WHAT NEEDS TO BE DONE >> Filter the records below for the word "label". Copy each line that holds it.

## START INPUT MATERIAL

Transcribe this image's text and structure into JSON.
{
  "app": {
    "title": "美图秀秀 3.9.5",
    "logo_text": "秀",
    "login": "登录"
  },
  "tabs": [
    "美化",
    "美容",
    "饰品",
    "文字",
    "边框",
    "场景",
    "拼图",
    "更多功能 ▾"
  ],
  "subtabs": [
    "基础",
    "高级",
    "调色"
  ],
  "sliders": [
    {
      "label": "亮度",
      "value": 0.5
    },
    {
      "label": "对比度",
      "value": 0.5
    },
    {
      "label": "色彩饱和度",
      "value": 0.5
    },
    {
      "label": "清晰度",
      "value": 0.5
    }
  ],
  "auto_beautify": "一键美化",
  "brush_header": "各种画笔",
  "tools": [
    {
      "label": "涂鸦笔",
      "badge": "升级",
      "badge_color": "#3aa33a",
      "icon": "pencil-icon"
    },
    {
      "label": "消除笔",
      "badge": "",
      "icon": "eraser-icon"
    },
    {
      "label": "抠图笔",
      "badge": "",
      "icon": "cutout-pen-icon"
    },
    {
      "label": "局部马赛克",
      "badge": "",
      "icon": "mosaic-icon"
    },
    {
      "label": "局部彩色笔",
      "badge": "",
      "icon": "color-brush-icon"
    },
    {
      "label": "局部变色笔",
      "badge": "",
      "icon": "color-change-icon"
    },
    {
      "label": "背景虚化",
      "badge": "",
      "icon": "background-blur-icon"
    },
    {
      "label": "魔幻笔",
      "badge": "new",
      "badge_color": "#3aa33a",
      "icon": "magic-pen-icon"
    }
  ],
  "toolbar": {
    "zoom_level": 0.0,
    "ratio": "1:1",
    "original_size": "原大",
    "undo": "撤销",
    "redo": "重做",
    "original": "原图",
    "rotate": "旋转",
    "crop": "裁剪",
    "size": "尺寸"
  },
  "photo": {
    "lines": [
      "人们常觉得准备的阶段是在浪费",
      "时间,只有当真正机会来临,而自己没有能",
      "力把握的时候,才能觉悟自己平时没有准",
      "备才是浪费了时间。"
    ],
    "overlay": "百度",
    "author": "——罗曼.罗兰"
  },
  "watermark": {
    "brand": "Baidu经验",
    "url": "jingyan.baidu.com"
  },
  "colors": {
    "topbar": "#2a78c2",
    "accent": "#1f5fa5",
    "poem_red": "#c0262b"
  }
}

## END INPUT MATERIAL

FULL SOLUTION >>
      "label": "亮度",
      "label": "对比度",
      "label": "色彩饱和度",
      "label": "清晰度",
      "label": "涂鸦笔",
      "label": "消除笔",
      "label": "抠图笔",
      "label": "局部马赛克",
      "label": "局部彩色笔",
      "label": "局部变色笔",
      "label": "背景虚化",
      "label": "魔幻笔",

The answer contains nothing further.